TASK INSTRUCTIONS –
Copy all the entries below exactly, but not the pictures.

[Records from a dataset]
>>>

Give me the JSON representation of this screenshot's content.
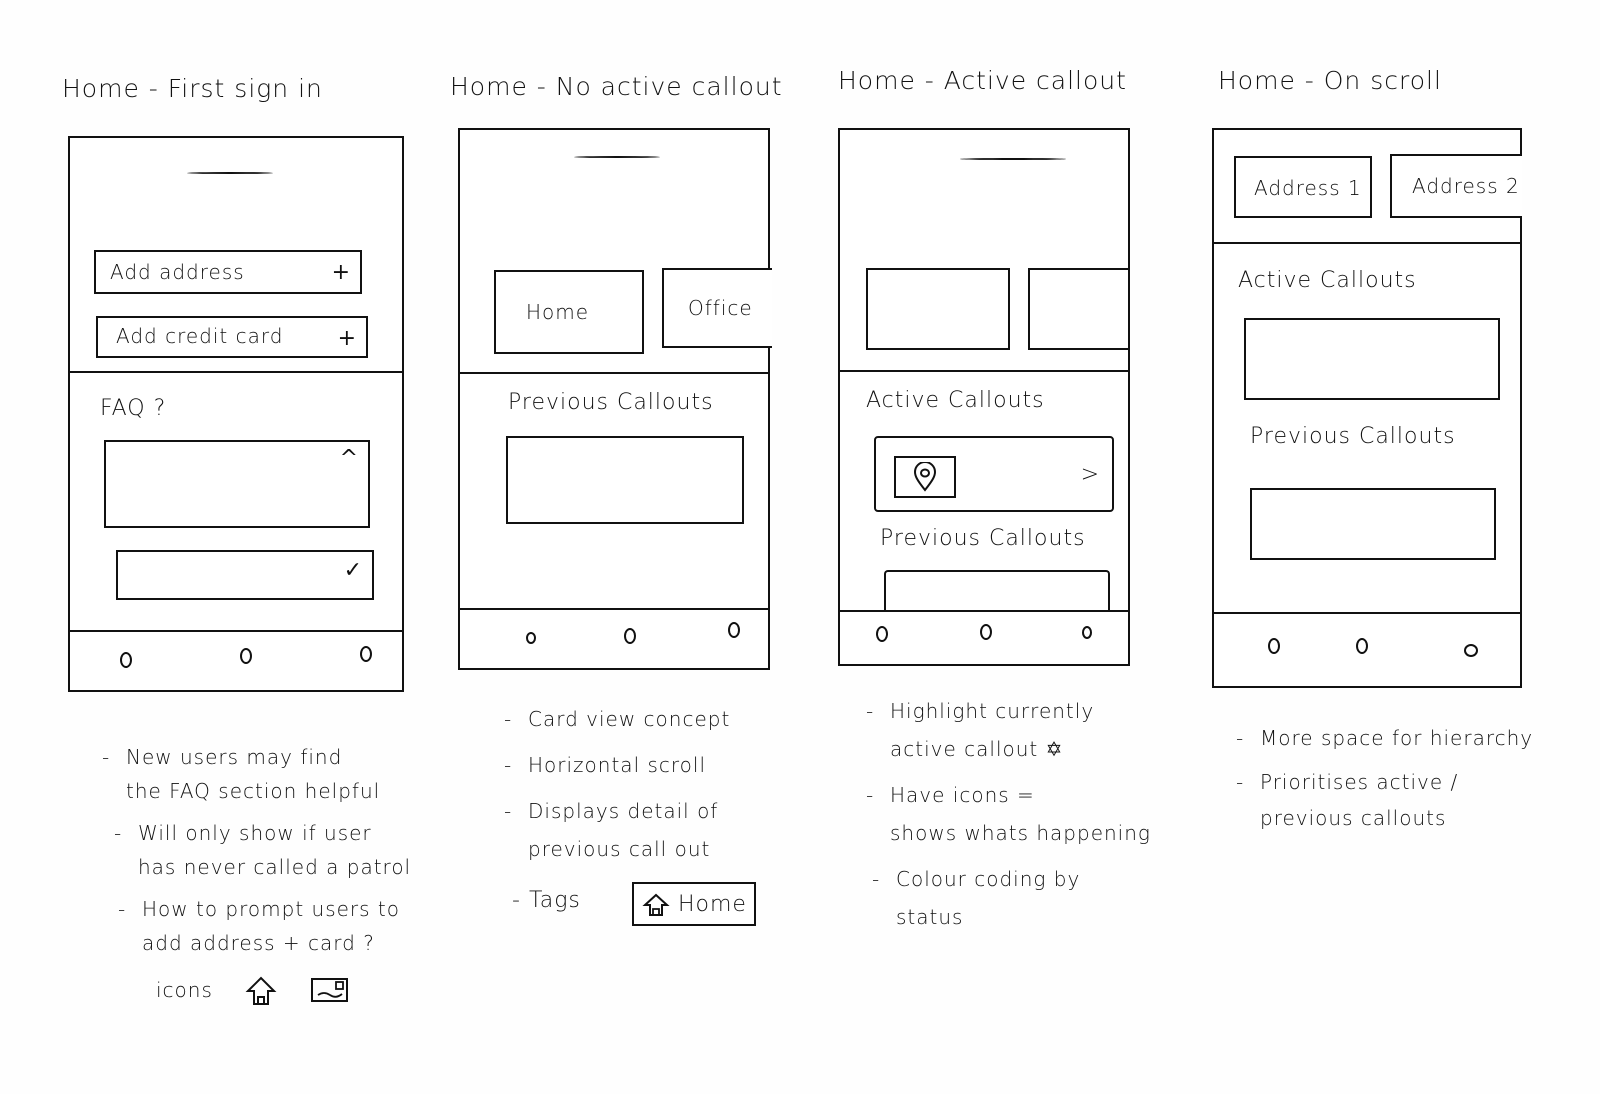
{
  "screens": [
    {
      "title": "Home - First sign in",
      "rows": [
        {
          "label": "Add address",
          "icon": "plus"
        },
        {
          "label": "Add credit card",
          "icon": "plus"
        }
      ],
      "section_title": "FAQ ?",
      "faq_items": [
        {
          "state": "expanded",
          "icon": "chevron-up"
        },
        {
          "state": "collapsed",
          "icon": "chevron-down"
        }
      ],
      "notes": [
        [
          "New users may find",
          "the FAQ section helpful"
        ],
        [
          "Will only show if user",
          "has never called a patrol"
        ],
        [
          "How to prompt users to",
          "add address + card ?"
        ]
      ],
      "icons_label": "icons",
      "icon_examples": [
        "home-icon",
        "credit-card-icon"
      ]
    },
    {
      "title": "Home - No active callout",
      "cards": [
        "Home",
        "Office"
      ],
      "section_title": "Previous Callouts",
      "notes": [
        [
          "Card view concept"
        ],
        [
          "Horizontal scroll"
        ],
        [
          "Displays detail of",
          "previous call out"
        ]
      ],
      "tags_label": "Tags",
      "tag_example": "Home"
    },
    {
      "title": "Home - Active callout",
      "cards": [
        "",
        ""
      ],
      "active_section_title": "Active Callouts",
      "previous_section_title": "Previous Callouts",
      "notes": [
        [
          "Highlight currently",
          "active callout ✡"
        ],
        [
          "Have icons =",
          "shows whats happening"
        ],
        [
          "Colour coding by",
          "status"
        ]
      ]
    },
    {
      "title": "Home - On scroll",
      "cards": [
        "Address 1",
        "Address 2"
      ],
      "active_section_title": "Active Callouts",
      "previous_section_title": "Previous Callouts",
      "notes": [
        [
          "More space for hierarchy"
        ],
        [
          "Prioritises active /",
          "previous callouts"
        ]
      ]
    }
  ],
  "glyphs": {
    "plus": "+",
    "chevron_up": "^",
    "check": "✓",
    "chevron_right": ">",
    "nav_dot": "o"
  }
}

<<<

EXERCISE RESPONSE –
Give me the JSON representation of this screenshot's content.
{
  "screens": [
    {
      "title": "Home - First sign in",
      "rows": [
        {
          "label": "Add address",
          "icon": "plus"
        },
        {
          "label": "Add credit card",
          "icon": "plus"
        }
      ],
      "section_title": "FAQ ?",
      "faq_items": [
        {
          "state": "expanded",
          "icon": "chevron-up"
        },
        {
          "state": "collapsed",
          "icon": "chevron-down"
        }
      ],
      "notes": [
        [
          "New users may find",
          "the FAQ section helpful"
        ],
        [
          "Will only show if user",
          "has never called a patrol"
        ],
        [
          "How to prompt users to",
          "add address + card ?"
        ]
      ],
      "icons_label": "icons",
      "icon_examples": [
        "home-icon",
        "credit-card-icon"
      ]
    },
    {
      "title": "Home - No active callout",
      "cards": [
        "Home",
        "Office"
      ],
      "section_title": "Previous Callouts",
      "notes": [
        [
          "Card view concept"
        ],
        [
          "Horizontal scroll"
        ],
        [
          "Displays detail of",
          "previous call out"
        ]
      ],
      "tags_label": "Tags",
      "tag_example": "Home"
    },
    {
      "title": "Home - Active callout",
      "cards": [
        "",
        ""
      ],
      "active_section_title": "Active Callouts",
      "previous_section_title": "Previous Callouts",
      "notes": [
        [
          "Highlight currently",
          "active callout ✡"
        ],
        [
          "Have icons =",
          "shows whats happening"
        ],
        [
          "Colour coding by",
          "status"
        ]
      ]
    },
    {
      "title": "Home - On scroll",
      "cards": [
        "Address 1",
        "Address 2"
      ],
      "active_section_title": "Active Callouts",
      "previous_section_title": "Previous Callouts",
      "notes": [
        [
          "More space for hierarchy"
        ],
        [
          "Prioritises active /",
          "previous callouts"
        ]
      ]
    }
  ],
  "glyphs": {
    "plus": "+",
    "chevron_up": "^",
    "check": "✓",
    "chevron_right": ">",
    "nav_dot": "o"
  }
}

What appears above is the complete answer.